▶ PROVIDED PASSAGE:

* BEGIN *

The BBC World Service drama Fall of the Shah drips with menace

Murk is written into every moment of this radio drama marking the 40th anniversary of the Iranian Revolution.

By Antonia Quirke

“Something is coming.” As baleful shibboleths go it’s not quite Games of  Thrones, and yet the phrase slithers through the first in a nine-part drama marking the 40th anniversary of the Iranian Revolution, distributing poison.

Murk is written into every moment of Fall of the Shah (30 January, 1.30pm) – especially when narrator Diana Rigg thin-lippedly reduces certain characters to bullet-points. (“Raptor face. For human rights. In Europe, at least.”) But most of this compulsive opening episode introduces us to President Jimmy Carter (Nathan Osgood), travelling to meet the Shah on Air Force One, idealistic and jetlagged, woozily dreaming of fish. “I would like to pray,” he tells an adviser (never a good sign in modern drama).

Meanwhile, the Shah, Mohammed Reza Pahlavi (Bijan Daneshmand), awaits his arrival in Tehran’s White Palace, talking languidly of skiing in the north, wine and the whims of expats. The air is full of the cries of peacocks, everything overpoweringly charming… bar the sound of a student protestor being tortured. By now the tone is so ominous and stratified you think: finally, I will come to understand the whole of the Middle East. Someone nods, “Humans are like one body… made of dust.” (Which is quintessential playwright Steve Waters, who has also written about the Gang of Four and the Occupy movement and likes nothing more than Woyzeck-ish flourishes – lines inspired by Georg Büchner’s, “Everyone’s an abyss, you get dizzy if you look down.”)

* END *

▶ INFORMATION PROVIDED:
* BEGIN *

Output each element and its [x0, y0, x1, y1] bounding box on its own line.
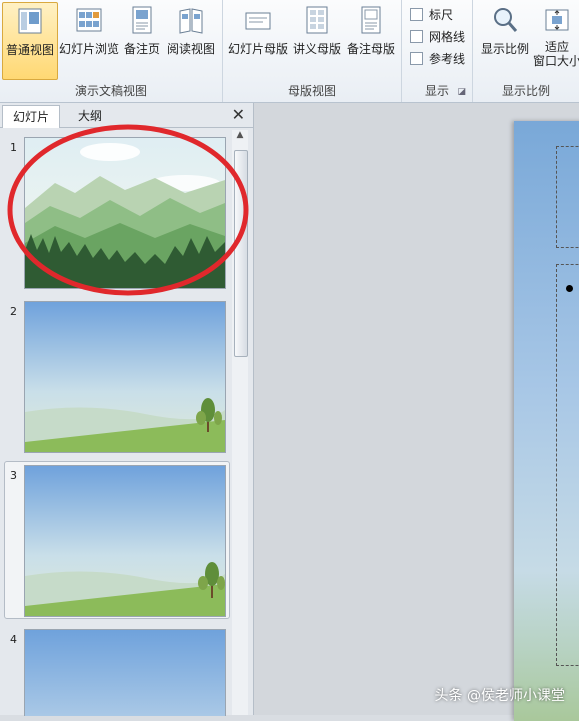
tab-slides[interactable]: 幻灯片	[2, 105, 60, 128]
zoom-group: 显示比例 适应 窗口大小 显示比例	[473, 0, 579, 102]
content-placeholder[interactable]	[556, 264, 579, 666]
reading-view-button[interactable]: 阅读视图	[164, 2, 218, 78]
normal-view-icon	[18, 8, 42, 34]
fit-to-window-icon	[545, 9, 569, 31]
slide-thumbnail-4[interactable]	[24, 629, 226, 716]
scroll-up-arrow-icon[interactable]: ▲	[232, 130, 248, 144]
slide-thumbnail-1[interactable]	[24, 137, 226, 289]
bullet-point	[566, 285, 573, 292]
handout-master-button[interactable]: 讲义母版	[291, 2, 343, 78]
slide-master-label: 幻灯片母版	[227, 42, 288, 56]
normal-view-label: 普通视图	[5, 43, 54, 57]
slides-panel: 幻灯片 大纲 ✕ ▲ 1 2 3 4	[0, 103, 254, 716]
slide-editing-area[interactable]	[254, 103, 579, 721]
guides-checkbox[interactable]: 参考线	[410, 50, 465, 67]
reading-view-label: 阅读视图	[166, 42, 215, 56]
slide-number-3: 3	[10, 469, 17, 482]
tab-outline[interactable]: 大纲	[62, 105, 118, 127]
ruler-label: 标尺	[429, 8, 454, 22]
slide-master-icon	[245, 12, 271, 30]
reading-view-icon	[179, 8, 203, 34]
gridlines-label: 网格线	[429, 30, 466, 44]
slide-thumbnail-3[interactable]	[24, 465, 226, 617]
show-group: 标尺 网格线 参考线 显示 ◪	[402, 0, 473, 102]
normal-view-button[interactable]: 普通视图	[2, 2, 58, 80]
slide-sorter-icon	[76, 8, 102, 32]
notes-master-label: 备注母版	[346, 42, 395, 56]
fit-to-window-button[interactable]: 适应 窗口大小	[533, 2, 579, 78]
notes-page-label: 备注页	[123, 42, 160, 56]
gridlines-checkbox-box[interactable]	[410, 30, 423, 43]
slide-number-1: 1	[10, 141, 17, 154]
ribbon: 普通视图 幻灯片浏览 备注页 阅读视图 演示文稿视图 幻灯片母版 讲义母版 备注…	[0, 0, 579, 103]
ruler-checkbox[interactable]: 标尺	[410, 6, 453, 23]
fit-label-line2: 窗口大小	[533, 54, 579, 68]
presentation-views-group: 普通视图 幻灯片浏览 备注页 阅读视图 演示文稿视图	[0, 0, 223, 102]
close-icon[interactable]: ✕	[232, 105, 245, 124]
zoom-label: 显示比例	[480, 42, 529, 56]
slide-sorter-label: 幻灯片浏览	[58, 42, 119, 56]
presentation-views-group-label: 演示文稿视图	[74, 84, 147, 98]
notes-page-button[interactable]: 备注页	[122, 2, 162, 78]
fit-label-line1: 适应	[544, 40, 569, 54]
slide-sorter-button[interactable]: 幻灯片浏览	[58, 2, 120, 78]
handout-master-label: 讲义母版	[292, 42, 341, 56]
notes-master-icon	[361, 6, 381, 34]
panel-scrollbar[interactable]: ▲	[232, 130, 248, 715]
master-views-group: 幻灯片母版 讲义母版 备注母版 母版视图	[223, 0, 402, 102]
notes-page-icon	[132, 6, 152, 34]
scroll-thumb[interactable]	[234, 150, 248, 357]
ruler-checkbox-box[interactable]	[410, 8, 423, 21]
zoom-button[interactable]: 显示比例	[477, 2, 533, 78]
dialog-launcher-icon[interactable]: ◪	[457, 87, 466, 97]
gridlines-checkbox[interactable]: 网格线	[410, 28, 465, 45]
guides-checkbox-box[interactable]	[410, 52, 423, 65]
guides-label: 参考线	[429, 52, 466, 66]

* END *

▶ THINGS TO DO:
1. Repeat the Fall of the Shah review between "The BBC World" and "Revolution, distributing poison.", inclusive.
2. In the Fall of the Shah review, who plays President Jimmy Carter?
3. Continue the Fall of the Shah review from its final paragraph onward.
The entries are separate material and stand apart from the Fall of the Shah review.

▶ THE ANSWERS:
1.
The BBC World Service drama Fall of the Shah drips with menace

Murk is written into every moment of this radio drama marking the 40th anniversary of the Iranian Revolution.

By Antonia Quirke

“Something is coming.” As baleful shibboleths go it’s not quite Games of  Thrones, and yet the phrase slithers through the first in a nine-part drama marking the 40th anniversary of the Iranian Revolution, distributing poison.

2. Nathan Osgood

3.
When the president and Shah finally meet, they sit by a crackling fire eating saddle of lamb. It strikes you that Carter might not know exactly where Tehran is, since he accepts as truth the Shah’s comment that previously the country was “nothing, a wilderness of tribes”.

It’s a patently outrageous claim. (Jimmy, this is Iran, the cradle of civilisation!) But it’s clever of Waters to mess with the persistent misconception that the Shah and his particular dynasty stretched back a thousand years. In fact, the puffed-up Pahlavi dynasty was started in just 1925 by a brigadier general in the Persian Cossack Brigade. I’m drooling for episode two.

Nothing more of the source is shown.